Reproduce the items below word for word, starting at the first item and ending at the item that contains "131, 315, 153]", with both included.

____ Material for this exercise

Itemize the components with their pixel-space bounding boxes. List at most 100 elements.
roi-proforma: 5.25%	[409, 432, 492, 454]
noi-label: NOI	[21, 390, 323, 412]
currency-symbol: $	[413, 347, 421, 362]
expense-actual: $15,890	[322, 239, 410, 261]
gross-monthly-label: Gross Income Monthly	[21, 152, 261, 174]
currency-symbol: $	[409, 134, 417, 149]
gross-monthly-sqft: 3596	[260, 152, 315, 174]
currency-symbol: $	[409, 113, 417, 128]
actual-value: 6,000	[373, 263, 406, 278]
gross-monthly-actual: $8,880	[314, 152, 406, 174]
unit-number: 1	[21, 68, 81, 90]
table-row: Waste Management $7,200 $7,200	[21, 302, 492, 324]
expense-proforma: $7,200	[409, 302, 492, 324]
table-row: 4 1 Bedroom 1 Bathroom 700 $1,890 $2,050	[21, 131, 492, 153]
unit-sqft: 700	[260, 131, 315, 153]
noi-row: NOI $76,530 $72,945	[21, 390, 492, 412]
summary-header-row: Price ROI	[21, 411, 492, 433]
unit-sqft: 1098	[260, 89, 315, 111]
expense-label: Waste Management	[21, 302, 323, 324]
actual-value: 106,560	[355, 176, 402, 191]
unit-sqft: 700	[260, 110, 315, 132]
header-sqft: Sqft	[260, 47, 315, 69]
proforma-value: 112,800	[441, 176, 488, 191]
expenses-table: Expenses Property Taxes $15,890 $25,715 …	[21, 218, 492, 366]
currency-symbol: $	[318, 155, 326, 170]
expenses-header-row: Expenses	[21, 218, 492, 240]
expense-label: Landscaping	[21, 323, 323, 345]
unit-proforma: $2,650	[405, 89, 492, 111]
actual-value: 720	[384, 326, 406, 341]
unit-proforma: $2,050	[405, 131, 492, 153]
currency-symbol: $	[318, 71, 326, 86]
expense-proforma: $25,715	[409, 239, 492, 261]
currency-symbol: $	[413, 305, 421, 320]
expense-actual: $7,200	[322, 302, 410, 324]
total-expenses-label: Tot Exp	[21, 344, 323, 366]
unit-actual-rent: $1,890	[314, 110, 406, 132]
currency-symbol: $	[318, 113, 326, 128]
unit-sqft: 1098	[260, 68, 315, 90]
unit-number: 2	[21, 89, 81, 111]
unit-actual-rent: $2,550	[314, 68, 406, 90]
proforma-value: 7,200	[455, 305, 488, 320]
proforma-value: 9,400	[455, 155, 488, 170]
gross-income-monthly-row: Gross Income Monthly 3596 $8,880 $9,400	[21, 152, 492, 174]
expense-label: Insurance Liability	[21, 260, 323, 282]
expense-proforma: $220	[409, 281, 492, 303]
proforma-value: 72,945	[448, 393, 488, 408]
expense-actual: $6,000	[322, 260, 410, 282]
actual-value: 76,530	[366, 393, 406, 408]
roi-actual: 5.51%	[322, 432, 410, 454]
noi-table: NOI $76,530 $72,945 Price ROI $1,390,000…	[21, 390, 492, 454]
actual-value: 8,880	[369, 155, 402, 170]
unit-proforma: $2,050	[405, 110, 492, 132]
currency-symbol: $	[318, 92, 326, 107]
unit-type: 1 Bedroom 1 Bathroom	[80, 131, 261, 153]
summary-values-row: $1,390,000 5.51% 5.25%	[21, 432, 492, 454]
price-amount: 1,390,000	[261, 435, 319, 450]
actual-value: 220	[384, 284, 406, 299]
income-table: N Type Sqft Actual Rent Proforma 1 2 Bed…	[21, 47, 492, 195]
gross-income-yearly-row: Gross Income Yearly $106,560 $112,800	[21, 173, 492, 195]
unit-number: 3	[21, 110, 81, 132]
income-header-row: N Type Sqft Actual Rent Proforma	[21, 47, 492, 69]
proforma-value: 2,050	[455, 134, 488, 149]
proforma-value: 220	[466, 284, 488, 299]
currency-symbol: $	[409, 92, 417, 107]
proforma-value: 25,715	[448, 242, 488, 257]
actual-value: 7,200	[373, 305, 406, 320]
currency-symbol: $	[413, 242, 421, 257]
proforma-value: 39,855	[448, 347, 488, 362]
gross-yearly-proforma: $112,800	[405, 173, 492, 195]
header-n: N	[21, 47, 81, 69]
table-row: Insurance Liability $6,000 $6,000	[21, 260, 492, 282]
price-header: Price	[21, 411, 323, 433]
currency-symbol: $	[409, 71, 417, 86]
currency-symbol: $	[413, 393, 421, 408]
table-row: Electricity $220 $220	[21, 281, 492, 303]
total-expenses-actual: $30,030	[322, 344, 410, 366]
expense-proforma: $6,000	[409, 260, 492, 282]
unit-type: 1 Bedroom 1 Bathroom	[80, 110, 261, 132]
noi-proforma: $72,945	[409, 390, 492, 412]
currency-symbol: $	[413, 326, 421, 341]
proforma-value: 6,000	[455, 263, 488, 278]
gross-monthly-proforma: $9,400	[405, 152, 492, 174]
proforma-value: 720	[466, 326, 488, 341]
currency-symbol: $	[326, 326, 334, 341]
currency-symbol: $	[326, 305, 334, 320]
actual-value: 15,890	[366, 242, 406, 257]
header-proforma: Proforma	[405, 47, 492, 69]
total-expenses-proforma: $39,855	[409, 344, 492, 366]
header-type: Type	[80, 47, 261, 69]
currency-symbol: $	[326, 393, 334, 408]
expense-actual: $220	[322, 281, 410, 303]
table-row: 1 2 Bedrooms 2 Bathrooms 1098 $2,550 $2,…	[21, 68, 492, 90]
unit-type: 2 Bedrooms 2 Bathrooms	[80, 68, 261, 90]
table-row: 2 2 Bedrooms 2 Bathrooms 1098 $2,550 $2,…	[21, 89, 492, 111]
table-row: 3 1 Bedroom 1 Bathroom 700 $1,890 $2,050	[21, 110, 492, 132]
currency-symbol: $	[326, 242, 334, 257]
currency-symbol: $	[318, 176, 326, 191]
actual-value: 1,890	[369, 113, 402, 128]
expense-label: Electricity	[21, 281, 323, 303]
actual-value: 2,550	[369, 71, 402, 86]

________

*Expected answer:*
Itemize the components with their pixel-space bounding boxes. List at most 100 elements.
roi-proforma: 5.25%	[409, 432, 492, 454]
noi-label: NOI	[21, 390, 323, 412]
currency-symbol: $	[413, 347, 421, 362]
expense-actual: $15,890	[322, 239, 410, 261]
gross-monthly-label: Gross Income Monthly	[21, 152, 261, 174]
currency-symbol: $	[409, 134, 417, 149]
gross-monthly-sqft: 3596	[260, 152, 315, 174]
currency-symbol: $	[409, 113, 417, 128]
actual-value: 6,000	[373, 263, 406, 278]
gross-monthly-actual: $8,880	[314, 152, 406, 174]
unit-number: 1	[21, 68, 81, 90]
table-row: Waste Management $7,200 $7,200	[21, 302, 492, 324]
expense-proforma: $7,200	[409, 302, 492, 324]
table-row: 4 1 Bedroom 1 Bathroom 700 $1,890 $2,050	[21, 131, 492, 153]
unit-sqft: 700	[260, 131, 315, 153]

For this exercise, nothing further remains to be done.